**Extracted records**
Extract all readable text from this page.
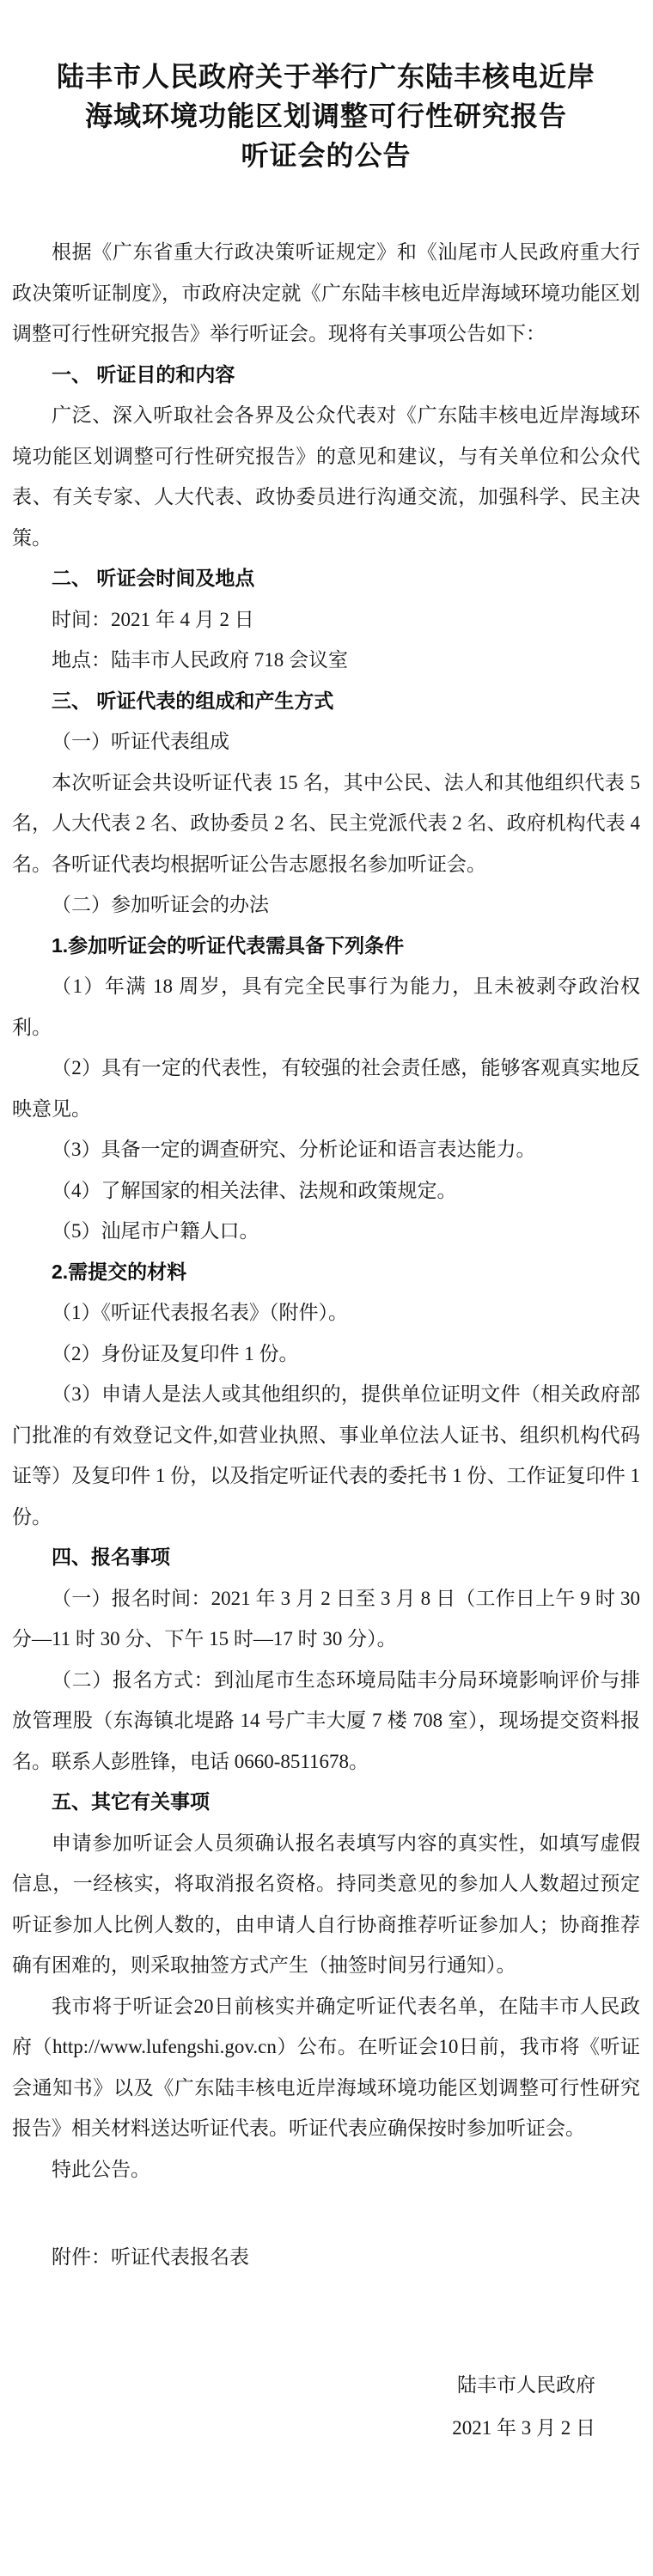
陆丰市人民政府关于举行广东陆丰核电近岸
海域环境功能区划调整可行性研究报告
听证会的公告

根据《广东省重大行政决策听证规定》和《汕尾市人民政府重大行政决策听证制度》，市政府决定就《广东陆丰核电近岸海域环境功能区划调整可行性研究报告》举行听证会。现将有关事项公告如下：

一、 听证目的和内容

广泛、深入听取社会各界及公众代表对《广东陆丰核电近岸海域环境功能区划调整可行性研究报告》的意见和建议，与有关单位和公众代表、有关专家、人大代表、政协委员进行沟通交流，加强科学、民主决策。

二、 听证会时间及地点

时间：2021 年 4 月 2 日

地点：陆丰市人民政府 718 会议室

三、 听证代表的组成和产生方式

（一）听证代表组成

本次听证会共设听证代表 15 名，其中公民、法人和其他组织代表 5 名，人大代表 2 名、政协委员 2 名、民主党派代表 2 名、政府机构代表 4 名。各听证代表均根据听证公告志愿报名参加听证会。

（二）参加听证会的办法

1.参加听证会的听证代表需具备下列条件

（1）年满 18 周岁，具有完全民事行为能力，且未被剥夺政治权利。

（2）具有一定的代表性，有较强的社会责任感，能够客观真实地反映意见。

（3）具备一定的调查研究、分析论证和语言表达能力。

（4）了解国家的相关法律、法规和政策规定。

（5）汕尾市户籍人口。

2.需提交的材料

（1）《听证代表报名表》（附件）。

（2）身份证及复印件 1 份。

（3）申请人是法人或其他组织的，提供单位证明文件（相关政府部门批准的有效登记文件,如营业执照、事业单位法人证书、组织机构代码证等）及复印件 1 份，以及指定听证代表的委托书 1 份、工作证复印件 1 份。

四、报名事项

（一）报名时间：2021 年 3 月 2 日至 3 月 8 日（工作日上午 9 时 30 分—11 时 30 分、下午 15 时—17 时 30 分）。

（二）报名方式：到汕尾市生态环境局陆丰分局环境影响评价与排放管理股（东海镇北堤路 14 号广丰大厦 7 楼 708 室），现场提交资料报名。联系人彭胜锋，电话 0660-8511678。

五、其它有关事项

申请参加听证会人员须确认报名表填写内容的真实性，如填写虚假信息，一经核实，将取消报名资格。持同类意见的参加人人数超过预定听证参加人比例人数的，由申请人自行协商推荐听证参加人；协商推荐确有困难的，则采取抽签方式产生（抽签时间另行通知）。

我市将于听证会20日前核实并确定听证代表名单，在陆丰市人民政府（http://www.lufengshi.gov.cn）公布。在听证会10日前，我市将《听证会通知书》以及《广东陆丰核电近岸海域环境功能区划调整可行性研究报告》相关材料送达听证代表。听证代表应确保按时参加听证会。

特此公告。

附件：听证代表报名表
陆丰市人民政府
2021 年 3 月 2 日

**Task brief**
Will you set down the records word for word while leaving out every picture?

**Exercise output**
Extract all readable text from this page.
陆丰市人民政府关于举行广东陆丰核电近岸
海域环境功能区划调整可行性研究报告
听证会的公告

根据《广东省重大行政决策听证规定》和《汕尾市人民政府重大行政决策听证制度》，市政府决定就《广东陆丰核电近岸海域环境功能区划调整可行性研究报告》举行听证会。现将有关事项公告如下：

一、 听证目的和内容

广泛、深入听取社会各界及公众代表对《广东陆丰核电近岸海域环境功能区划调整可行性研究报告》的意见和建议，与有关单位和公众代表、有关专家、人大代表、政协委员进行沟通交流，加强科学、民主决策。

二、 听证会时间及地点

时间：2021 年 4 月 2 日

地点：陆丰市人民政府 718 会议室

三、 听证代表的组成和产生方式

（一）听证代表组成

本次听证会共设听证代表 15 名，其中公民、法人和其他组织代表 5 名，人大代表 2 名、政协委员 2 名、民主党派代表 2 名、政府机构代表 4 名。各听证代表均根据听证公告志愿报名参加听证会。

（二）参加听证会的办法

1.参加听证会的听证代表需具备下列条件

（1）年满 18 周岁，具有完全民事行为能力，且未被剥夺政治权利。

（2）具有一定的代表性，有较强的社会责任感，能够客观真实地反映意见。

（3）具备一定的调查研究、分析论证和语言表达能力。

（4）了解国家的相关法律、法规和政策规定。

（5）汕尾市户籍人口。

2.需提交的材料

（1）《听证代表报名表》（附件）。

（2）身份证及复印件 1 份。

（3）申请人是法人或其他组织的，提供单位证明文件（相关政府部门批准的有效登记文件,如营业执照、事业单位法人证书、组织机构代码证等）及复印件 1 份，以及指定听证代表的委托书 1 份、工作证复印件 1 份。

四、报名事项

（一）报名时间：2021 年 3 月 2 日至 3 月 8 日（工作日上午 9 时 30 分—11 时 30 分、下午 15 时—17 时 30 分）。

（二）报名方式：到汕尾市生态环境局陆丰分局环境影响评价与排放管理股（东海镇北堤路 14 号广丰大厦 7 楼 708 室），现场提交资料报名。联系人彭胜锋，电话 0660-8511678。

五、其它有关事项

申请参加听证会人员须确认报名表填写内容的真实性，如填写虚假信息，一经核实，将取消报名资格。持同类意见的参加人人数超过预定听证参加人比例人数的，由申请人自行协商推荐听证参加人；协商推荐确有困难的，则采取抽签方式产生（抽签时间另行通知）。

我市将于听证会20日前核实并确定听证代表名单，在陆丰市人民政府（http://www.lufengshi.gov.cn）公布。在听证会10日前，我市将《听证会通知书》以及《广东陆丰核电近岸海域环境功能区划调整可行性研究报告》相关材料送达听证代表。听证代表应确保按时参加听证会。

特此公告。

附件：听证代表报名表
陆丰市人民政府
2021 年 3 月 2 日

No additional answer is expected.